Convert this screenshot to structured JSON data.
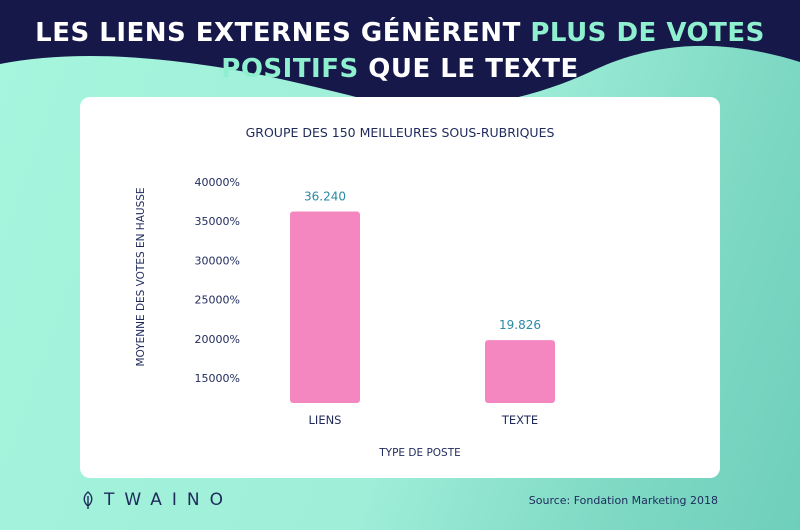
{
  "header": {
    "title_line1_white": "LES LIENS EXTERNES GÉNÈRENT",
    "title_line1_highlight": "PLUS DE VOTES",
    "title_line2_highlight": "POSITIFS",
    "title_line2_white": "QUE LE TEXTE"
  },
  "colors": {
    "navy": "#17184a",
    "highlight": "#8ff0cf",
    "bar": "#f587c0",
    "value_label": "#2a8aa8",
    "text": "#1f2a5c"
  },
  "chart_data": {
    "type": "bar",
    "title": "GROUPE DES 150 MEILLEURES SOUS-RUBRIQUES",
    "xlabel": "TYPE DE POSTE",
    "ylabel": "MOYENNE DES VOTES EN HAUSSE",
    "categories": [
      "LIENS",
      "TEXTE"
    ],
    "values": [
      36240,
      19826
    ],
    "value_labels": [
      "36.240",
      "19.826"
    ],
    "yticks": [
      15000,
      20000,
      25000,
      30000,
      35000,
      40000
    ],
    "ytick_labels": [
      "15000%",
      "20000%",
      "25000%",
      "30000%",
      "35000%",
      "40000%"
    ],
    "grid": false,
    "legend": "none"
  },
  "footer": {
    "brand": "TWAINO",
    "logo_icon": "leaf-icon",
    "source": "Source: Fondation Marketing 2018"
  }
}
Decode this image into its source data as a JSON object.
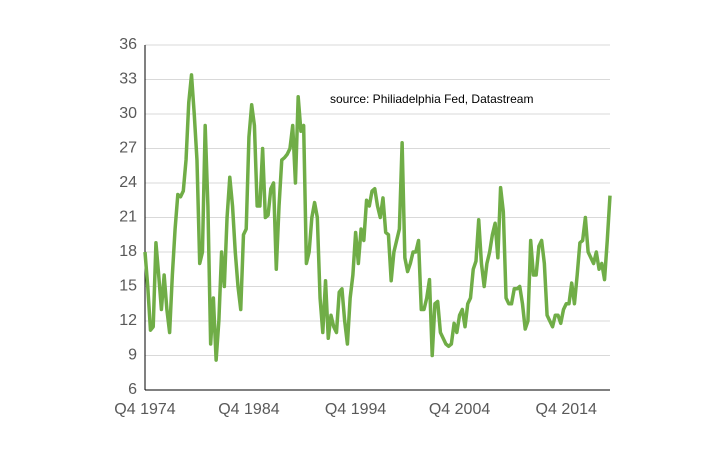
{
  "chart_data": {
    "type": "line",
    "annotation": "source:  Philiadelphia Fed, Datastream",
    "categories": [
      "Q4 1974",
      null,
      null,
      null,
      null,
      null,
      null,
      null,
      null,
      null,
      null,
      null,
      null,
      null,
      null,
      null,
      null,
      null,
      null,
      null,
      null,
      null,
      null,
      null,
      null,
      null,
      null,
      null,
      null,
      null,
      null,
      null,
      null,
      null,
      null,
      null,
      null,
      null,
      "Q4 1984",
      null,
      null,
      null,
      null,
      null,
      null,
      null,
      null,
      null,
      null,
      null,
      null,
      null,
      null,
      null,
      null,
      null,
      null,
      null,
      null,
      null,
      null,
      null,
      null,
      null,
      null,
      null,
      null,
      null,
      null,
      null,
      null,
      null,
      null,
      null,
      null,
      null,
      null,
      "Q4 1994",
      null,
      null,
      null,
      null,
      null,
      null,
      null,
      null,
      null,
      null,
      null,
      null,
      null,
      null,
      null,
      null,
      null,
      null,
      null,
      null,
      null,
      null,
      null,
      null,
      null,
      null,
      null,
      null,
      null,
      null,
      null,
      null,
      null,
      null,
      null,
      null,
      null,
      "Q4 2004",
      null,
      null,
      null,
      null,
      null,
      null,
      null,
      null,
      null,
      null,
      null,
      null,
      null,
      null,
      null,
      null,
      null,
      null,
      null,
      null,
      null,
      null,
      null,
      null,
      null,
      null,
      null,
      null,
      null,
      null,
      null,
      null,
      null,
      null,
      null,
      null,
      null,
      null,
      "Q4 2014",
      null,
      null,
      null,
      null,
      null,
      null,
      null,
      null,
      null,
      null,
      null,
      null,
      null,
      null,
      null,
      null
    ],
    "series": [
      {
        "color": "#70ad47",
        "values": [
          18,
          15,
          11.2,
          11.5,
          18.8,
          16,
          13,
          16,
          13,
          11,
          16,
          20,
          23,
          22.8,
          23.3,
          26,
          31,
          33.4,
          30,
          26,
          17,
          18,
          29,
          22,
          10,
          14,
          8.6,
          12,
          18,
          15,
          21,
          24.5,
          22,
          18,
          15,
          13,
          19.5,
          20,
          28,
          30.8,
          29,
          22,
          22,
          27,
          21,
          21.2,
          23.5,
          24,
          16.5,
          22,
          26,
          26.2,
          26.5,
          27,
          29,
          24,
          31.5,
          28.5,
          29,
          17,
          18,
          21,
          22.3,
          21,
          14,
          11,
          15.5,
          10.5,
          12.5,
          11.5,
          11,
          14.5,
          14.8,
          12,
          10,
          14,
          16,
          19.7,
          17,
          20,
          19,
          22.5,
          22,
          23.3,
          23.5,
          22,
          21,
          22.7,
          19.7,
          19.5,
          15.5,
          18,
          19,
          20,
          27.5,
          17.5,
          16.3,
          17,
          18,
          18,
          19,
          13,
          13,
          14,
          15.6,
          9,
          13.5,
          13.7,
          11,
          10.5,
          10,
          9.8,
          10,
          11.8,
          11,
          12.5,
          13,
          11.5,
          13.5,
          14,
          16.5,
          17.2,
          20.8,
          17,
          15,
          17,
          18,
          19.5,
          20.5,
          17.5,
          23.6,
          21.5,
          14,
          13.5,
          13.5,
          14.8,
          14.8,
          15,
          13.5,
          11.3,
          12,
          19,
          16,
          16,
          18.5,
          19,
          17,
          12.5,
          12,
          11.5,
          12.5,
          12.5,
          11.8,
          13,
          13.5,
          13.5,
          15.3,
          13.5,
          16,
          18.8,
          19,
          21,
          18,
          17.5,
          17,
          18,
          16.5,
          17,
          15.6,
          19,
          22.9
        ]
      }
    ],
    "ylim": [
      6,
      36
    ],
    "yticks": [
      6,
      9,
      12,
      15,
      18,
      21,
      24,
      27,
      30,
      33,
      36
    ],
    "grid": true
  }
}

☆ ☆ ☆ ☆ ☆ ☆ ☆

** Short task **
Copy out the entries verbatim and leave the images out.

** Right answer **
Convert this screenshot to structured JSON data.
{
  "header": {
    "title_line1_white": "LES LIENS EXTERNES GÉNÈRENT",
    "title_line1_highlight": "PLUS DE VOTES",
    "title_line2_highlight": "POSITIFS",
    "title_line2_white": "QUE LE TEXTE"
  },
  "colors": {
    "navy": "#17184a",
    "highlight": "#8ff0cf",
    "bar": "#f587c0",
    "value_label": "#2a8aa8",
    "text": "#1f2a5c"
  },
  "chart_data": {
    "type": "bar",
    "title": "GROUPE DES 150 MEILLEURES SOUS-RUBRIQUES",
    "xlabel": "TYPE DE POSTE",
    "ylabel": "MOYENNE DES VOTES EN HAUSSE",
    "categories": [
      "LIENS",
      "TEXTE"
    ],
    "values": [
      36240,
      19826
    ],
    "value_labels": [
      "36.240",
      "19.826"
    ],
    "yticks": [
      15000,
      20000,
      25000,
      30000,
      35000,
      40000
    ],
    "ytick_labels": [
      "15000%",
      "20000%",
      "25000%",
      "30000%",
      "35000%",
      "40000%"
    ],
    "grid": false,
    "legend": "none"
  },
  "footer": {
    "brand": "TWAINO",
    "logo_icon": "leaf-icon",
    "source": "Source: Fondation Marketing 2018"
  }
}
Decode this image into its source data as a JSON object.
{
  "chart_data": {
    "type": "line",
    "annotation": "source:  Philiadelphia Fed, Datastream",
    "categories": [
      "Q4 1974",
      null,
      null,
      null,
      null,
      null,
      null,
      null,
      null,
      null,
      null,
      null,
      null,
      null,
      null,
      null,
      null,
      null,
      null,
      null,
      null,
      null,
      null,
      null,
      null,
      null,
      null,
      null,
      null,
      null,
      null,
      null,
      null,
      null,
      null,
      null,
      null,
      null,
      "Q4 1984",
      null,
      null,
      null,
      null,
      null,
      null,
      null,
      null,
      null,
      null,
      null,
      null,
      null,
      null,
      null,
      null,
      null,
      null,
      null,
      null,
      null,
      null,
      null,
      null,
      null,
      null,
      null,
      null,
      null,
      null,
      null,
      null,
      null,
      null,
      null,
      null,
      null,
      null,
      "Q4 1994",
      null,
      null,
      null,
      null,
      null,
      null,
      null,
      null,
      null,
      null,
      null,
      null,
      null,
      null,
      null,
      null,
      null,
      null,
      null,
      null,
      null,
      null,
      null,
      null,
      null,
      null,
      null,
      null,
      null,
      null,
      null,
      null,
      null,
      null,
      null,
      null,
      null,
      "Q4 2004",
      null,
      null,
      null,
      null,
      null,
      null,
      null,
      null,
      null,
      null,
      null,
      null,
      null,
      null,
      null,
      null,
      null,
      null,
      null,
      null,
      null,
      null,
      null,
      null,
      null,
      null,
      null,
      null,
      null,
      null,
      null,
      null,
      null,
      null,
      null,
      null,
      null,
      null,
      "Q4 2014",
      null,
      null,
      null,
      null,
      null,
      null,
      null,
      null,
      null,
      null,
      null,
      null,
      null,
      null,
      null,
      null
    ],
    "series": [
      {
        "color": "#70ad47",
        "values": [
          18,
          15,
          11.2,
          11.5,
          18.8,
          16,
          13,
          16,
          13,
          11,
          16,
          20,
          23,
          22.8,
          23.3,
          26,
          31,
          33.4,
          30,
          26,
          17,
          18,
          29,
          22,
          10,
          14,
          8.6,
          12,
          18,
          15,
          21,
          24.5,
          22,
          18,
          15,
          13,
          19.5,
          20,
          28,
          30.8,
          29,
          22,
          22,
          27,
          21,
          21.2,
          23.5,
          24,
          16.5,
          22,
          26,
          26.2,
          26.5,
          27,
          29,
          24,
          31.5,
          28.5,
          29,
          17,
          18,
          21,
          22.3,
          21,
          14,
          11,
          15.5,
          10.5,
          12.5,
          11.5,
          11,
          14.5,
          14.8,
          12,
          10,
          14,
          16,
          19.7,
          17,
          20,
          19,
          22.5,
          22,
          23.3,
          23.5,
          22,
          21,
          22.7,
          19.7,
          19.5,
          15.5,
          18,
          19,
          20,
          27.5,
          17.5,
          16.3,
          17,
          18,
          18,
          19,
          13,
          13,
          14,
          15.6,
          9,
          13.5,
          13.7,
          11,
          10.5,
          10,
          9.8,
          10,
          11.8,
          11,
          12.5,
          13,
          11.5,
          13.5,
          14,
          16.5,
          17.2,
          20.8,
          17,
          15,
          17,
          18,
          19.5,
          20.5,
          17.5,
          23.6,
          21.5,
          14,
          13.5,
          13.5,
          14.8,
          14.8,
          15,
          13.5,
          11.3,
          12,
          19,
          16,
          16,
          18.5,
          19,
          17,
          12.5,
          12,
          11.5,
          12.5,
          12.5,
          11.8,
          13,
          13.5,
          13.5,
          15.3,
          13.5,
          16,
          18.8,
          19,
          21,
          18,
          17.5,
          17,
          18,
          16.5,
          17,
          15.6,
          19,
          22.9
        ]
      }
    ],
    "ylim": [
      6,
      36
    ],
    "yticks": [
      6,
      9,
      12,
      15,
      18,
      21,
      24,
      27,
      30,
      33,
      36
    ],
    "grid": true
  }
}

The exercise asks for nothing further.